Task statement: Work out how many lines in the listing below include the word "JSON". Give nothing but the number.

———

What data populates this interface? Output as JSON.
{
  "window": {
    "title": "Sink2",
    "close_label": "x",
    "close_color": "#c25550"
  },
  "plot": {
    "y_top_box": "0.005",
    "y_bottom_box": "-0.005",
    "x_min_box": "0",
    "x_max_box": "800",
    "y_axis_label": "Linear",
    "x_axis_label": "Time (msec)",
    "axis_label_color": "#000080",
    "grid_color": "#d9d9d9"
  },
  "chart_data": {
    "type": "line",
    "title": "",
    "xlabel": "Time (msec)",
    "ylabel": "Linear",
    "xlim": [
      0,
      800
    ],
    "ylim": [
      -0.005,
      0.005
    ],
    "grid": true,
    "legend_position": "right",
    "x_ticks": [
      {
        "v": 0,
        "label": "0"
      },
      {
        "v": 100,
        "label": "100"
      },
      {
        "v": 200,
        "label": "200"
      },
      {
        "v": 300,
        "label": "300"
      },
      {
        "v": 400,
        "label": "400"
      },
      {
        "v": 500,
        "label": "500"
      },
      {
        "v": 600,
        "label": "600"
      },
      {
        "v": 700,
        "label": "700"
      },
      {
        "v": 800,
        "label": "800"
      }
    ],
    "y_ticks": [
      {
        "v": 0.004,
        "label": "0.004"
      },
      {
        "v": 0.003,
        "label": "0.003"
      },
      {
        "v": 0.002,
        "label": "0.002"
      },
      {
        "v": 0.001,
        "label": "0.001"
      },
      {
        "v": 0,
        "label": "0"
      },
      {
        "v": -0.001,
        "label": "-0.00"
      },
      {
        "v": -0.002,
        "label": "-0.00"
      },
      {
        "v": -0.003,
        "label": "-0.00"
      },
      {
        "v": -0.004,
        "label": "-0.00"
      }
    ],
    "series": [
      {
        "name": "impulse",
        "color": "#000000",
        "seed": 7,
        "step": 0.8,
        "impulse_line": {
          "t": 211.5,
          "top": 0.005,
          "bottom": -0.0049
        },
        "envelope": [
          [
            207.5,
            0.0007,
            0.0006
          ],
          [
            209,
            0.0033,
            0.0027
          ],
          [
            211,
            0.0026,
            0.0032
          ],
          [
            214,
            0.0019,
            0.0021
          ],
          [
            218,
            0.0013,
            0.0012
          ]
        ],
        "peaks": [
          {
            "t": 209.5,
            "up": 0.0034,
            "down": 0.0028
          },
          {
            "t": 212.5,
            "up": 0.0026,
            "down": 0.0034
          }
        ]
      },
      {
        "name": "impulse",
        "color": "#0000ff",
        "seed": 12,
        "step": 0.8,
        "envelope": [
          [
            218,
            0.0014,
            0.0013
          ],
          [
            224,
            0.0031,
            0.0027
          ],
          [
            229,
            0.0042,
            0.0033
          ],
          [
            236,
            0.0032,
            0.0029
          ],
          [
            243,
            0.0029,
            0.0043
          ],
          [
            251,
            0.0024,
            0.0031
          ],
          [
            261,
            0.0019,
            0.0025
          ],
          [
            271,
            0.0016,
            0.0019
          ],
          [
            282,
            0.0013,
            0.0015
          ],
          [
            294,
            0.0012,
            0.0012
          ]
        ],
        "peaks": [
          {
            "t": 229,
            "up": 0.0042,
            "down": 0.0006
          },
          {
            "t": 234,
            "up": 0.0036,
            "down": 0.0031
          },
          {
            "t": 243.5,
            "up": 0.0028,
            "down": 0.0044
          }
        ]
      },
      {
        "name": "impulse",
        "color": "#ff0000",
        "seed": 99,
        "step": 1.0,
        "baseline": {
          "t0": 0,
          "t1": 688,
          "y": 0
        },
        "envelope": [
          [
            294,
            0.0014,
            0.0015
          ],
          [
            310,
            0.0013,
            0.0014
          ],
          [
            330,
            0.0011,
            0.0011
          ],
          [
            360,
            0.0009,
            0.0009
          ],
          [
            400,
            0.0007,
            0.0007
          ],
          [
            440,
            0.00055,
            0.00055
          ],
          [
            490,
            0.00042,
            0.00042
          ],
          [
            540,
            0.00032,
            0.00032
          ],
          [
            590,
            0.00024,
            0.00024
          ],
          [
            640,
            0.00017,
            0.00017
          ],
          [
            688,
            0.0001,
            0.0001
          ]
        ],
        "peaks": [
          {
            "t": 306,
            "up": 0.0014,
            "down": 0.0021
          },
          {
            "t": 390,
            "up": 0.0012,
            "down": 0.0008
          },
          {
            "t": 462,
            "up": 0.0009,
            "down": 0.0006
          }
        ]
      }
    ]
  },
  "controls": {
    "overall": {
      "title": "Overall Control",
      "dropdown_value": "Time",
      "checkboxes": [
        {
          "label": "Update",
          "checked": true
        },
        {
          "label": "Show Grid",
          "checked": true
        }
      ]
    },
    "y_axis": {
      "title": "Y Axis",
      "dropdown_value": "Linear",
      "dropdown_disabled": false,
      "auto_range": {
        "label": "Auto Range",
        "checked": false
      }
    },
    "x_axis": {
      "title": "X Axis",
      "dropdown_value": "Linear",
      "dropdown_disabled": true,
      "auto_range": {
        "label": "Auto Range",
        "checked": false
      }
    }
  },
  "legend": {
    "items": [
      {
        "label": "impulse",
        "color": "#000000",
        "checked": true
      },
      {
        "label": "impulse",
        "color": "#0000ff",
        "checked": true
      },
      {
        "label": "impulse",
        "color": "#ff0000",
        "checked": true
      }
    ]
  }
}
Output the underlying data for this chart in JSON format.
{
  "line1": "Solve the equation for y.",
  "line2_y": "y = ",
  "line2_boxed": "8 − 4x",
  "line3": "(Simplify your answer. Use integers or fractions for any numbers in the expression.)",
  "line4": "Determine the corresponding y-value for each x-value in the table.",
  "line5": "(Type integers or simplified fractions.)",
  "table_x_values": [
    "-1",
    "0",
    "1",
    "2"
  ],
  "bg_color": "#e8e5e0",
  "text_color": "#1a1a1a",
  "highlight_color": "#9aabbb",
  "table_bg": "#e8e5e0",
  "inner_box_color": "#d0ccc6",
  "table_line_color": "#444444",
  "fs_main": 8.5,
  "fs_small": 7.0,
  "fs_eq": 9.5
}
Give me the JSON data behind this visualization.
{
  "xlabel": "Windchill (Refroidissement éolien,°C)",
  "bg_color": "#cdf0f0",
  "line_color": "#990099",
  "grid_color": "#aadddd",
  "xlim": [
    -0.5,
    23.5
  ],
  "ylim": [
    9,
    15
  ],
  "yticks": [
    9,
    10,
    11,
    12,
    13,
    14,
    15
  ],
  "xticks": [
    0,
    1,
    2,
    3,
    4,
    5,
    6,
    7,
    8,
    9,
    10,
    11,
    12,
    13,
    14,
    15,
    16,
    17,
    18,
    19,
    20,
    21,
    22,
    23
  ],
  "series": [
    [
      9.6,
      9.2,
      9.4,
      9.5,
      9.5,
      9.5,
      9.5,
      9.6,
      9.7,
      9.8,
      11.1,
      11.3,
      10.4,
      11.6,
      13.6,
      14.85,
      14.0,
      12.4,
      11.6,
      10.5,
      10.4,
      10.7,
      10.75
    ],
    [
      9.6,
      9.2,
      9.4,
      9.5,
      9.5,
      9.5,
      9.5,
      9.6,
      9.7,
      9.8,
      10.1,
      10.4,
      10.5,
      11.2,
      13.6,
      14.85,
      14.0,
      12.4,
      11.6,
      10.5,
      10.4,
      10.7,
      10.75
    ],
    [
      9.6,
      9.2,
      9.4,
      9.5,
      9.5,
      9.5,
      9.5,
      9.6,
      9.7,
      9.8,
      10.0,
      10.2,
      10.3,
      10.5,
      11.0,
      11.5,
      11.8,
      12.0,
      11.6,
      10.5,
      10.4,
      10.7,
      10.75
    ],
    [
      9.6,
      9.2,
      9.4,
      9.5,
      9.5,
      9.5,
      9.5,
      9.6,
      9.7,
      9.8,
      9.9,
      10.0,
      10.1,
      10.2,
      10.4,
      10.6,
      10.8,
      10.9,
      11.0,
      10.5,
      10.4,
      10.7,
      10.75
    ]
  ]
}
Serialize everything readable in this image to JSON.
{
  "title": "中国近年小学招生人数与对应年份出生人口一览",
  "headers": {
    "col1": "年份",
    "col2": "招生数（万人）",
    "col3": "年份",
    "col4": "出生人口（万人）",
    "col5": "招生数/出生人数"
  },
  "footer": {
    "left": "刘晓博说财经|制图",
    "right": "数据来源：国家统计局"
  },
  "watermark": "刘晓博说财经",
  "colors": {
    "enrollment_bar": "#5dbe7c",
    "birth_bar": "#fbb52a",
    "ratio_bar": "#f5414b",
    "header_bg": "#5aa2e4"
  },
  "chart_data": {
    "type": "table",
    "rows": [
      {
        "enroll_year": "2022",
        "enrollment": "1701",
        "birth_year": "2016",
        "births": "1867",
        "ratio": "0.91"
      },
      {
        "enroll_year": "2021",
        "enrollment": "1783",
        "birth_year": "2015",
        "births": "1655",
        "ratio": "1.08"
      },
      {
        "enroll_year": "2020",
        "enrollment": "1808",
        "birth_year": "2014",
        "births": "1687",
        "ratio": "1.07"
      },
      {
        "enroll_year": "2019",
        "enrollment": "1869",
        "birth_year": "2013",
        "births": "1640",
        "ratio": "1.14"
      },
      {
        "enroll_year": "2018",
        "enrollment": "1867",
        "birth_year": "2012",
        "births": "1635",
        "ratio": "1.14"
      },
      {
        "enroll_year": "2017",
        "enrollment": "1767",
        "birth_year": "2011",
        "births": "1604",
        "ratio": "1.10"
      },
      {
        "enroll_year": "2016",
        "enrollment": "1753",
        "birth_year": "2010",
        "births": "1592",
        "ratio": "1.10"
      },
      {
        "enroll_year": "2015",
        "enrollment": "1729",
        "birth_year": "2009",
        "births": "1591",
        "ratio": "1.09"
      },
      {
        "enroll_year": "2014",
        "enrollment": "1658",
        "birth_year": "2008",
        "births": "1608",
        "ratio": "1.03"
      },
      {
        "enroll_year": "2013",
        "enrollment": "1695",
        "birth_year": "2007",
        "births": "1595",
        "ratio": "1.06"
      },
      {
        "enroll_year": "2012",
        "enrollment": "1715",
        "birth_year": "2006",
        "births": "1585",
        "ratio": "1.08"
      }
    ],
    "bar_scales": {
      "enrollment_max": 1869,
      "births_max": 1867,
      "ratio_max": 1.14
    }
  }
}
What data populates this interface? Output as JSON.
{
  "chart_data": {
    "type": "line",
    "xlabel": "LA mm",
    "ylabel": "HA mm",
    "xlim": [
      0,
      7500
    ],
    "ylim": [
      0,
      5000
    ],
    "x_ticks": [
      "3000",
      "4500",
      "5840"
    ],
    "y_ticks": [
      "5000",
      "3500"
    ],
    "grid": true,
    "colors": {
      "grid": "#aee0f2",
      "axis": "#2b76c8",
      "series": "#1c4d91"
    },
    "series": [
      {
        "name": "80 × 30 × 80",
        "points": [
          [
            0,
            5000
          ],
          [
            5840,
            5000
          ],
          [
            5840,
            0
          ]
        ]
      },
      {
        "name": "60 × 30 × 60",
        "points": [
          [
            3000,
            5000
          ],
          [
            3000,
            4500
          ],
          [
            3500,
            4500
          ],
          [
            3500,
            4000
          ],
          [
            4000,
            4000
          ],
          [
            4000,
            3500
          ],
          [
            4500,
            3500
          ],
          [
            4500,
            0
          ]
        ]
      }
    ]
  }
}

———

Solution for this exercise: 5